Rewrite the entries from the start through the line containing "entry-text: 【跑】牟平 pʻao˨˦ [58, 820, 282, 849]", replacing every "sense-number" with "sense-marker". Leave everything else unchanged.

The records
· · · · ·

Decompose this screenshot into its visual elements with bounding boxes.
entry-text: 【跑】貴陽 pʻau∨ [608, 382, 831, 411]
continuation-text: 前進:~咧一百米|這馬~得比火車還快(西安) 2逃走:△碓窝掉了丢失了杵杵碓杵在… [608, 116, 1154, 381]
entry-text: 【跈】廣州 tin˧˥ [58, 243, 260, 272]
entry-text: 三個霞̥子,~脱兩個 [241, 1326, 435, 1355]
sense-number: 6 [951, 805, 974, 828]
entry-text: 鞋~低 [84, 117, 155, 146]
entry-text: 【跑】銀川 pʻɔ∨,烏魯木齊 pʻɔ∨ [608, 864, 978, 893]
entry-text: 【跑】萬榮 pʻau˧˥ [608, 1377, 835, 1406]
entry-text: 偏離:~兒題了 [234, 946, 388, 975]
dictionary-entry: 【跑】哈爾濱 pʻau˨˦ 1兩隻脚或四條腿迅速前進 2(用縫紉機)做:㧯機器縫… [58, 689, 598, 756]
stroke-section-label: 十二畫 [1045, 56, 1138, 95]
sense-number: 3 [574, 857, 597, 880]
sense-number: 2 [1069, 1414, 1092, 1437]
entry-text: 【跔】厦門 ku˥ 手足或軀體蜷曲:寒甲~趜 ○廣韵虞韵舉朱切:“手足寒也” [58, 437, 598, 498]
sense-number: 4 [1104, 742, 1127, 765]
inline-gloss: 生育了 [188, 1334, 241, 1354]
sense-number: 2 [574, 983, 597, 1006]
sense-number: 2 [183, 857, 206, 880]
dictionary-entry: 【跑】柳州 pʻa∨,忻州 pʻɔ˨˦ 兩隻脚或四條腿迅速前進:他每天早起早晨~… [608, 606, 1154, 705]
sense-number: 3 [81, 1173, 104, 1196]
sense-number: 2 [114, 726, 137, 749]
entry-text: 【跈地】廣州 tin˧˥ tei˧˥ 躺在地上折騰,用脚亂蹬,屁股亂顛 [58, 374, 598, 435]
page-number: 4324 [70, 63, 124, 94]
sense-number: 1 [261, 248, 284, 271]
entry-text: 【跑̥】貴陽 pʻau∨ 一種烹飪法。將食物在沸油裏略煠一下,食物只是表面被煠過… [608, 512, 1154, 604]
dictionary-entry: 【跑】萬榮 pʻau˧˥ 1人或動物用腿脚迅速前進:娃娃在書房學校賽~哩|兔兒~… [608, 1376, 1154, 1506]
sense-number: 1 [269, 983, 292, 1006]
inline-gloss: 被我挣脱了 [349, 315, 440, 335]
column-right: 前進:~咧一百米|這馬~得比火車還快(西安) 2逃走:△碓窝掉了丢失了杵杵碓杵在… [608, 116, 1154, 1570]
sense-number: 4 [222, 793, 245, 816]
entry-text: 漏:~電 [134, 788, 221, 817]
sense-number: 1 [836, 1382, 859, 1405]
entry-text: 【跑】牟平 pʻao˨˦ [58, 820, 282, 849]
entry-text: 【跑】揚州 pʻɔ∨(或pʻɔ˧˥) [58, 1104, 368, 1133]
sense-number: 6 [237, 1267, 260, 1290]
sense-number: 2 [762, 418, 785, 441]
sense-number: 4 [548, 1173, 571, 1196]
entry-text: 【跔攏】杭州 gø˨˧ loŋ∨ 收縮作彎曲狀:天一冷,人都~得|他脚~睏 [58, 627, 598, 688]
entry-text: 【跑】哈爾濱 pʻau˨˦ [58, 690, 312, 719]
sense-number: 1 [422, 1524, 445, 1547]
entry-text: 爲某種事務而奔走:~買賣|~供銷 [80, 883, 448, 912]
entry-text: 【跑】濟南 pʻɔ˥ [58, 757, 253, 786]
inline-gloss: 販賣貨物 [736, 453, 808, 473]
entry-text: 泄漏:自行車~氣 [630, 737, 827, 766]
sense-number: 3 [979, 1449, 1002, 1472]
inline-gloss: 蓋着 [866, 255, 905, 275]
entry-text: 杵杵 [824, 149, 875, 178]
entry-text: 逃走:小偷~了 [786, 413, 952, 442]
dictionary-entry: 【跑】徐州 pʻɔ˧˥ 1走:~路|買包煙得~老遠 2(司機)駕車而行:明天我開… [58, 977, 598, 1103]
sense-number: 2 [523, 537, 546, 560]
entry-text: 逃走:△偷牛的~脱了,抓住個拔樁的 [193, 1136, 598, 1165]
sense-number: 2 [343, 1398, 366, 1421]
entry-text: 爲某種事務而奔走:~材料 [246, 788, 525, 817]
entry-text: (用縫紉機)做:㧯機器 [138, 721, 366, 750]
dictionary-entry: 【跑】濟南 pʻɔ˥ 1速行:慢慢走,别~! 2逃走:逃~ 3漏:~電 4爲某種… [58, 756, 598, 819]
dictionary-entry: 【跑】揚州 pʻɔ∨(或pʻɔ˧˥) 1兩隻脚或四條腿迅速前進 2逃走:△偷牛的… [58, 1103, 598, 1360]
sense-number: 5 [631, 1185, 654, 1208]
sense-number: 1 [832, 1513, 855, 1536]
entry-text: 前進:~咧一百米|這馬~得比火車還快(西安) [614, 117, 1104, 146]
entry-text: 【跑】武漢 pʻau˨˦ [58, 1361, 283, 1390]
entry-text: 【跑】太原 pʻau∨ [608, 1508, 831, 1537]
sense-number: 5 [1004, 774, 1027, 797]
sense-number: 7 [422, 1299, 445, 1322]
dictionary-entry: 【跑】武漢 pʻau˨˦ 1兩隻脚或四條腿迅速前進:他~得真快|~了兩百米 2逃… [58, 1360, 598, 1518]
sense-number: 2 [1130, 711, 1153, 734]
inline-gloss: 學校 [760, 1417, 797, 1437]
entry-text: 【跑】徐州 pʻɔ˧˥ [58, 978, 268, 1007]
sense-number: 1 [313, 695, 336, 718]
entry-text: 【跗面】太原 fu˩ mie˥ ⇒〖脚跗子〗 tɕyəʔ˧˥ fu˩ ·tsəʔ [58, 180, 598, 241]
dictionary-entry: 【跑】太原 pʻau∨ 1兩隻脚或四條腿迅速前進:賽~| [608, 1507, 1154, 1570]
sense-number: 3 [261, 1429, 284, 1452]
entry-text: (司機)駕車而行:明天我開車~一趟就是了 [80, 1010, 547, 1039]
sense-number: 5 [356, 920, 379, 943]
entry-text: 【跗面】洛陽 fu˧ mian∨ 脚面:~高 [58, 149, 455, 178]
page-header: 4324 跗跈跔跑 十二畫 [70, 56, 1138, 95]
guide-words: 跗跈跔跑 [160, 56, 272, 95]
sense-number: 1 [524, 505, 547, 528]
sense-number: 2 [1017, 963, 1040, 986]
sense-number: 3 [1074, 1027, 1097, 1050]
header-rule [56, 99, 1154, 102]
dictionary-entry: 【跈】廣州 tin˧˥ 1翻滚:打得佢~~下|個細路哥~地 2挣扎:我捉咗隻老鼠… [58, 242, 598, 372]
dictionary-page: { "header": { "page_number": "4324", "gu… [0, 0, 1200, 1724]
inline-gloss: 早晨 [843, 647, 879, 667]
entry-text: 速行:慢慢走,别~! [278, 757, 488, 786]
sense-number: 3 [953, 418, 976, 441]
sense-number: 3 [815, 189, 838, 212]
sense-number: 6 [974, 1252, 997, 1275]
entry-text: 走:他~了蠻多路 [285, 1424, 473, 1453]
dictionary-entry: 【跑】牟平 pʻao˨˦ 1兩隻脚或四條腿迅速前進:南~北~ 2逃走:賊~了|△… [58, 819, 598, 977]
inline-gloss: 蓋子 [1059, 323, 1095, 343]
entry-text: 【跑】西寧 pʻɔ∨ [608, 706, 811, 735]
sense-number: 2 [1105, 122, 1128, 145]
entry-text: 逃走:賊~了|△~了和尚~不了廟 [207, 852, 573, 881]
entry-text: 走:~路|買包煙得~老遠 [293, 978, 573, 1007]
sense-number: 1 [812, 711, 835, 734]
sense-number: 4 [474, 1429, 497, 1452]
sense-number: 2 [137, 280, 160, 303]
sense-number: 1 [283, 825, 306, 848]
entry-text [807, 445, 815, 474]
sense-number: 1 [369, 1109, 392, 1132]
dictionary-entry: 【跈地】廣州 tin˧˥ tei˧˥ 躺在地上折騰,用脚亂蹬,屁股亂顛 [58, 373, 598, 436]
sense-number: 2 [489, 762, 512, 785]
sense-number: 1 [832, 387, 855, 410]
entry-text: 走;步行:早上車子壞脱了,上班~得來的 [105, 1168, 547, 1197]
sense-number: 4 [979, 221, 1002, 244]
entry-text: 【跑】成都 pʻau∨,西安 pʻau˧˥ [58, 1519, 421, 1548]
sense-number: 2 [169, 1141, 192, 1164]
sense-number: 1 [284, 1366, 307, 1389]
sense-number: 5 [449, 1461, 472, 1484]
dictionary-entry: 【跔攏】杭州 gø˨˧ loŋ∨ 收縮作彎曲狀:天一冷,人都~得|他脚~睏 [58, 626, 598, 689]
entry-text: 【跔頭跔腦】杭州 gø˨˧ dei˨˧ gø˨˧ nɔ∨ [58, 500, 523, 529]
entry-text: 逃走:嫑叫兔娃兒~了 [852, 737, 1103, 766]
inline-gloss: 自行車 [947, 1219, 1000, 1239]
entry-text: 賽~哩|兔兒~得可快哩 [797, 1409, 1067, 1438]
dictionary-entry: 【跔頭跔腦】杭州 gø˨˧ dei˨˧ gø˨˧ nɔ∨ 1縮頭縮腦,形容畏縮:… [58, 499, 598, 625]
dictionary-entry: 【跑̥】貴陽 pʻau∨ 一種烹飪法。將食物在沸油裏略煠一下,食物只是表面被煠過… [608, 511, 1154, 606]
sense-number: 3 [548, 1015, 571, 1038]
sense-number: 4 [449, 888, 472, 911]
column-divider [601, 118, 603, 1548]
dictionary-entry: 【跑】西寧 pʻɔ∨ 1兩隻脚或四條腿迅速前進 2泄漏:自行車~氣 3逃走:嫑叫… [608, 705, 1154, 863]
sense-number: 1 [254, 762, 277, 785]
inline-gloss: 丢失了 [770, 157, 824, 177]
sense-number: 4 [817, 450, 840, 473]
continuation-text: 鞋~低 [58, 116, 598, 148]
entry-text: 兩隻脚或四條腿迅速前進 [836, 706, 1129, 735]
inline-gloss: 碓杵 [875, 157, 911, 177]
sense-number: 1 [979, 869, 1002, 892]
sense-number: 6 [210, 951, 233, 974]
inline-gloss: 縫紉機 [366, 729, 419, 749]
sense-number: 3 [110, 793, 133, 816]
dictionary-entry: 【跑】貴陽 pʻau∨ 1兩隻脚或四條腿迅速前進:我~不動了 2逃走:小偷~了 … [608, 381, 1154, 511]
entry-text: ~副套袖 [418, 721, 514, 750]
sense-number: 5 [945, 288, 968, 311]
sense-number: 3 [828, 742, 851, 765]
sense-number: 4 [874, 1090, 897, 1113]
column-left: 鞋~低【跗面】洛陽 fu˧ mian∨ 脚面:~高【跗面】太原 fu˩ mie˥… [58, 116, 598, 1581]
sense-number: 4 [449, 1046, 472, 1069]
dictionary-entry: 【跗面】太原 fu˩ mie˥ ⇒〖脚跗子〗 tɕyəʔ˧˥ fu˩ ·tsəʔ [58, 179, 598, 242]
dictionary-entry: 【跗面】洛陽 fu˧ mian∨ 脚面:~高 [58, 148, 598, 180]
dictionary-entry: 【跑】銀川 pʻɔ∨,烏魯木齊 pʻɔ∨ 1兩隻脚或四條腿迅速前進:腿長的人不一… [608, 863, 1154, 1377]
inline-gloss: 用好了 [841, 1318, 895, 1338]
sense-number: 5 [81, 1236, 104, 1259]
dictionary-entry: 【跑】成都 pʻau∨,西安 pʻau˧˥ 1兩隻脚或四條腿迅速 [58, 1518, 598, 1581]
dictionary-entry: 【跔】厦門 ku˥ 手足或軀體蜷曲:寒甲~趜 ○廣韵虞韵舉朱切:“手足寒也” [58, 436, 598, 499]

· · · · ·

Correct result
Decompose this screenshot into its visual elements with bounding boxes.
entry-text: 【跑】貴陽 pʻau∨ [608, 382, 831, 411]
continuation-text: 前進:~咧一百米|這馬~得比火車還快(西安) 2逃走:△碓窝掉了丢失了杵杵碓杵在… [608, 116, 1154, 381]
entry-text: 【跈】廣州 tin˧˥ [58, 243, 260, 272]
entry-text: 三個霞̥子,~脱兩個 [241, 1326, 435, 1355]
sense-marker: 6 [951, 805, 974, 828]
entry-text: 鞋~低 [84, 117, 155, 146]
entry-text: 【跑】銀川 pʻɔ∨,烏魯木齊 pʻɔ∨ [608, 864, 978, 893]
entry-text: 【跑】萬榮 pʻau˧˥ [608, 1377, 835, 1406]
entry-text: 偏離:~兒題了 [234, 946, 388, 975]
dictionary-entry: 【跑】哈爾濱 pʻau˨˦ 1兩隻脚或四條腿迅速前進 2(用縫紉機)做:㧯機器縫… [58, 689, 598, 756]
stroke-section-label: 十二畫 [1045, 56, 1138, 95]
sense-marker: 3 [574, 857, 597, 880]
sense-marker: 2 [1069, 1414, 1092, 1437]
entry-text: 【跔】厦門 ku˥ 手足或軀體蜷曲:寒甲~趜 ○廣韵虞韵舉朱切:“手足寒也” [58, 437, 598, 498]
sense-marker: 4 [1104, 742, 1127, 765]
inline-gloss: 生育了 [188, 1334, 241, 1354]
sense-marker: 2 [574, 983, 597, 1006]
sense-marker: 2 [183, 857, 206, 880]
dictionary-entry: 【跑】柳州 pʻa∨,忻州 pʻɔ˨˦ 兩隻脚或四條腿迅速前進:他每天早起早晨~… [608, 606, 1154, 705]
sense-marker: 3 [81, 1173, 104, 1196]
sense-marker: 2 [114, 726, 137, 749]
entry-text: 【跈地】廣州 tin˧˥ tei˧˥ 躺在地上折騰,用脚亂蹬,屁股亂顛 [58, 374, 598, 435]
page-number: 4324 [70, 63, 124, 94]
sense-marker: 1 [261, 248, 284, 271]
entry-text: 【跑̥】貴陽 pʻau∨ 一種烹飪法。將食物在沸油裏略煠一下,食物只是表面被煠過… [608, 512, 1154, 604]
dictionary-entry: 【跑】萬榮 pʻau˧˥ 1人或動物用腿脚迅速前進:娃娃在書房學校賽~哩|兔兒~… [608, 1376, 1154, 1506]
sense-marker: 1 [269, 983, 292, 1006]
inline-gloss: 被我挣脱了 [349, 315, 440, 335]
column-right: 前進:~咧一百米|這馬~得比火車還快(西安) 2逃走:△碓窝掉了丢失了杵杵碓杵在… [608, 116, 1154, 1570]
sense-marker: 4 [222, 793, 245, 816]
entry-text: 漏:~電 [134, 788, 221, 817]
sense-marker: 1 [836, 1382, 859, 1405]
entry-text: 【跑】牟平 pʻao˨˦ [58, 820, 282, 849]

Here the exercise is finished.